» **What needs to be done**
Copy each line holding the string "figure".

--- Begin ---

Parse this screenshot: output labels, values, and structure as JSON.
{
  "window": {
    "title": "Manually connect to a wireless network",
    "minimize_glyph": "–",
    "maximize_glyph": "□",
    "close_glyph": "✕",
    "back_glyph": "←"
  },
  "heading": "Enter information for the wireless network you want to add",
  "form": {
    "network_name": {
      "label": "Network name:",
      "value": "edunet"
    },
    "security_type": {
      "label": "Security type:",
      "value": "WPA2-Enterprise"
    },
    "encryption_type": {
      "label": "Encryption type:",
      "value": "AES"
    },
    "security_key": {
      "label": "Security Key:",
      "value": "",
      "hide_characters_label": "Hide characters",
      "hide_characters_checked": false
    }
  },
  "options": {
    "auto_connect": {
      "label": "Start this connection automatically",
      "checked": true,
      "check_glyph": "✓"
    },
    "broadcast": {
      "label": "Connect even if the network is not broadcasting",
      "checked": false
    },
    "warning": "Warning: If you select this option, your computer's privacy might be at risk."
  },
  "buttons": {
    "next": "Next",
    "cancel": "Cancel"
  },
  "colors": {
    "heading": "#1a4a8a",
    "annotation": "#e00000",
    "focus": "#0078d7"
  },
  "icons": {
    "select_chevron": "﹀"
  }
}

--- End ---
--- Begin ---

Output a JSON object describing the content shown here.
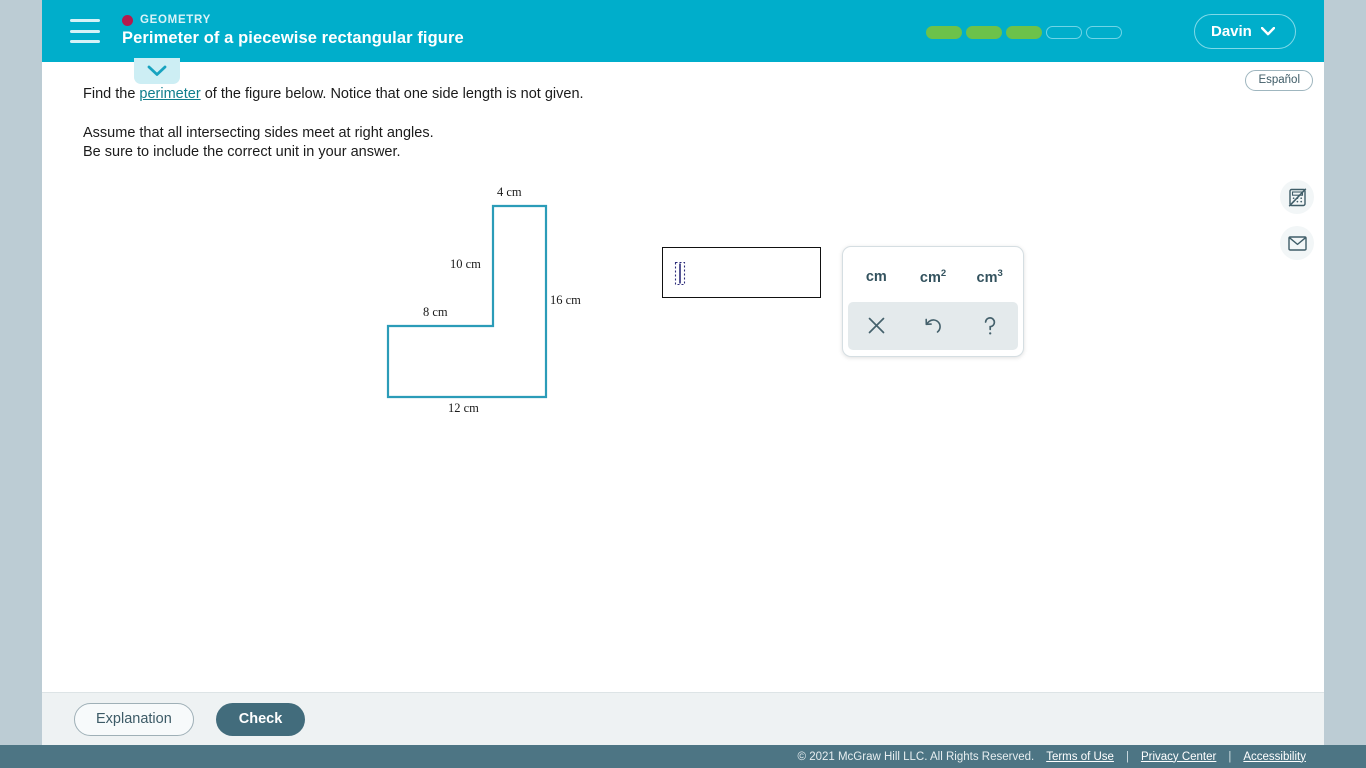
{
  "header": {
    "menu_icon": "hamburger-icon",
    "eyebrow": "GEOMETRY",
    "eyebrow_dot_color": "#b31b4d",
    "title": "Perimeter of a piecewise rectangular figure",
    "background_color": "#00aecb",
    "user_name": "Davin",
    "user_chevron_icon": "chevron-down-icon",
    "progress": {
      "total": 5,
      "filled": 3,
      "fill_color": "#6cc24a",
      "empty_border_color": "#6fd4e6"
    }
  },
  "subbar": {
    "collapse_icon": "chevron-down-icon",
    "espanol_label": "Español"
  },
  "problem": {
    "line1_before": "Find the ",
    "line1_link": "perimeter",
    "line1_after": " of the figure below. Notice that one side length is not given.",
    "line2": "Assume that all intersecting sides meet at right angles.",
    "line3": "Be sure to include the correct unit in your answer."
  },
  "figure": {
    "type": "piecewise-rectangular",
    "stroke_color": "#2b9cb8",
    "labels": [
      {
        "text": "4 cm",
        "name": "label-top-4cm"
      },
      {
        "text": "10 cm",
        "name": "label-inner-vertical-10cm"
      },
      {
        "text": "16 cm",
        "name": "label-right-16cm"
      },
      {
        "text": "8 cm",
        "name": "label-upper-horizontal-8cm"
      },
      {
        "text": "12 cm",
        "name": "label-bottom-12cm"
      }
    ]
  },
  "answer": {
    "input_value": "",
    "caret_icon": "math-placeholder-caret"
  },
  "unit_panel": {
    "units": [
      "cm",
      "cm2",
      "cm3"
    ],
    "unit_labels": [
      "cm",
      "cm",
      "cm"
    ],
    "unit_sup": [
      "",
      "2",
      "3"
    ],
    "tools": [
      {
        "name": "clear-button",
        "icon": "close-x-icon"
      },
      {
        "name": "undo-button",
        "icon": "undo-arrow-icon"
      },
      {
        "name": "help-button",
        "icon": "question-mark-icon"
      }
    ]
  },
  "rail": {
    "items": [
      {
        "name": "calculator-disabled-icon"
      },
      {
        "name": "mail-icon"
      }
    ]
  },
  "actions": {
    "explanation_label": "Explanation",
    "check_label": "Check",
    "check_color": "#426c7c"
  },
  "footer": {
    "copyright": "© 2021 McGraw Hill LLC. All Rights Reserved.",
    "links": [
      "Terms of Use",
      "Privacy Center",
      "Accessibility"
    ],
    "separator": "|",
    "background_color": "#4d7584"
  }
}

--- End ---
--- Begin ---

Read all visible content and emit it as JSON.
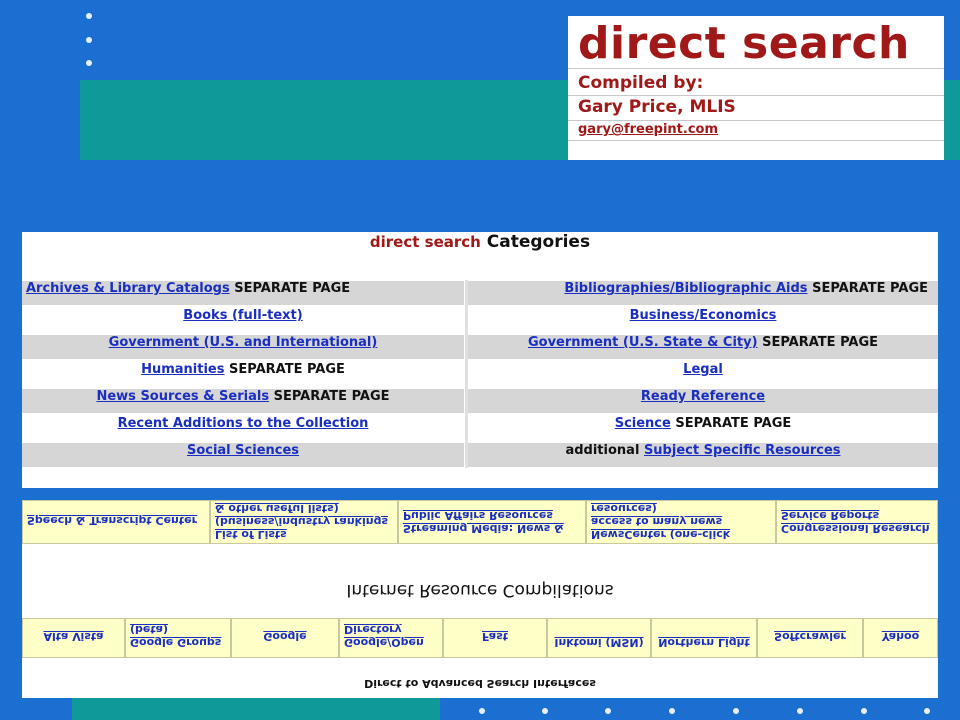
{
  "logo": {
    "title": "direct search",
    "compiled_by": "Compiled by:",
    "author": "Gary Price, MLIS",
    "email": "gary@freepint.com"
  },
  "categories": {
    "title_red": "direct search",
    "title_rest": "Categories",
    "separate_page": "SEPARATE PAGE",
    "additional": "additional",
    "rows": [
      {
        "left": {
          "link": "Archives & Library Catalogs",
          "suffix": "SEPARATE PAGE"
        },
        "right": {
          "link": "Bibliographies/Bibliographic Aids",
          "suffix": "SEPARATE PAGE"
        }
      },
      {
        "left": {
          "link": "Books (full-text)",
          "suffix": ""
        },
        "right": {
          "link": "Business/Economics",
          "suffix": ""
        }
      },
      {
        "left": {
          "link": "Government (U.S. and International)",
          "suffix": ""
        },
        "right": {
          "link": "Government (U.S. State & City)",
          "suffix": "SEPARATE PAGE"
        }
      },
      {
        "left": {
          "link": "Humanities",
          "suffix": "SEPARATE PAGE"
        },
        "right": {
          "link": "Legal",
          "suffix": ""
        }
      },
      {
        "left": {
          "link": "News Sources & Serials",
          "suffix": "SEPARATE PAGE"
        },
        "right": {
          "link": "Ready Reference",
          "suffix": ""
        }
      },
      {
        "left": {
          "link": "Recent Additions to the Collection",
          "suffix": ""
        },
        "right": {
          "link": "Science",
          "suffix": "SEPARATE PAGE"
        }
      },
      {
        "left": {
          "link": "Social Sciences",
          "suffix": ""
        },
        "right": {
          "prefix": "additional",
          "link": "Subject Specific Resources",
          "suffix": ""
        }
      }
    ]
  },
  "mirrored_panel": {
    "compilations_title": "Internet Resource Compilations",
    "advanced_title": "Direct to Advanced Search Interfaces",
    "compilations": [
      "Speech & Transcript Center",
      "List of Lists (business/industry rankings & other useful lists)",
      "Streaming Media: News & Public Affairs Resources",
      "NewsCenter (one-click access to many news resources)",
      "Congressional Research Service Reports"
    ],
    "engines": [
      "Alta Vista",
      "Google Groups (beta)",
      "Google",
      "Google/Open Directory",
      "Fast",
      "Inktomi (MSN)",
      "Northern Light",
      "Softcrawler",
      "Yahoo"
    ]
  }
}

--- End ---

» **Solution to this problem**
    "title": "Perimeter of a piecewise rectangular figure",
    "line1_after": " of the figure below. Notice that one side length is not given.",
  "figure": {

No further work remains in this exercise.